(Stored items from a collection)
====

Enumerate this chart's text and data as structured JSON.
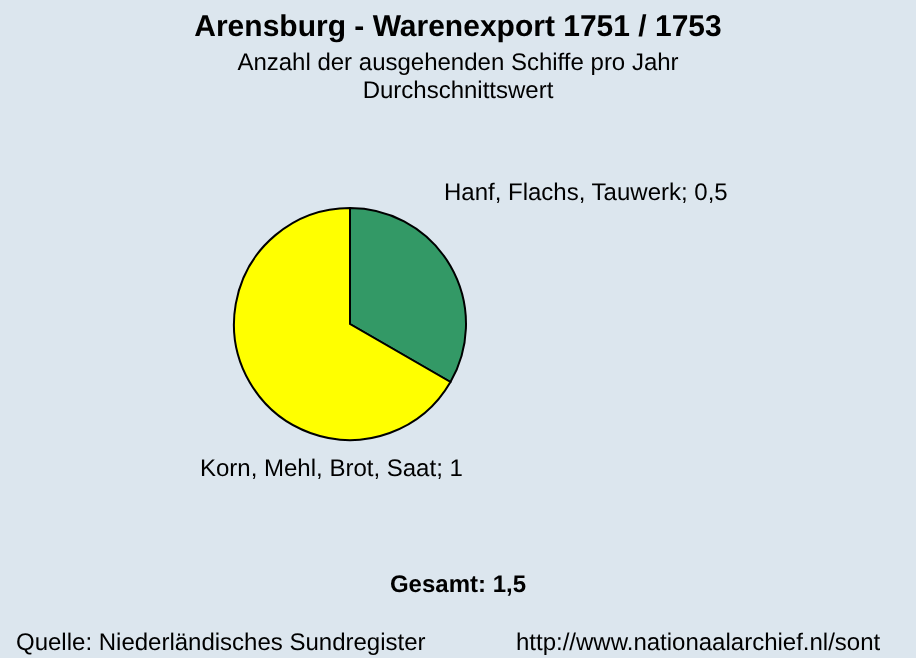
{
  "chart_data": {
    "type": "pie",
    "title": "Arensburg - Warenexport 1751 / 1753",
    "subtitle": "Anzahl der ausgehenden Schiffe pro Jahr\nDurchschnittswert",
    "categories": [
      "Hanf, Flachs, Tauwerk",
      "Korn, Mehl, Brot, Saat"
    ],
    "values": [
      0.5,
      1
    ],
    "value_labels": [
      "; 0,5",
      "; 1"
    ],
    "colors": [
      "#339966",
      "#ffff00"
    ],
    "annotations": [
      "Gesamt: 1,5",
      "Quelle:   Niederländisches Sundregister",
      "http://www.nationaalarchief.nl/sont"
    ]
  }
}
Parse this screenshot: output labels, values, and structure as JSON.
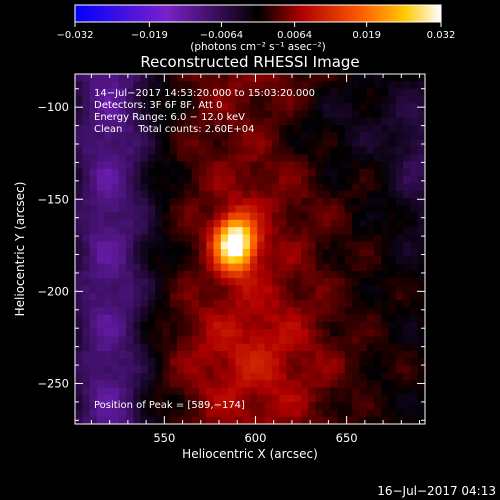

====

Repeat each entry exactly as it appears; skip any picture.

**RESPONSE**.
Enumerate this chart's text and data as structured JSON.
{
  "chart_data": {
    "type": "pie",
    "title": "Arensburg - Warenexport 1751 / 1753",
    "subtitle": "Anzahl der ausgehenden Schiffe pro Jahr\nDurchschnittswert",
    "categories": [
      "Hanf, Flachs, Tauwerk",
      "Korn, Mehl, Brot, Saat"
    ],
    "values": [
      0.5,
      1
    ],
    "value_labels": [
      "; 0,5",
      "; 1"
    ],
    "colors": [
      "#339966",
      "#ffff00"
    ],
    "annotations": [
      "Gesamt: 1,5",
      "Quelle:   Niederländisches Sundregister",
      "http://www.nationaalarchief.nl/sont"
    ]
  }
}
Parse this screenshot: output labels, values, and structure as JSON.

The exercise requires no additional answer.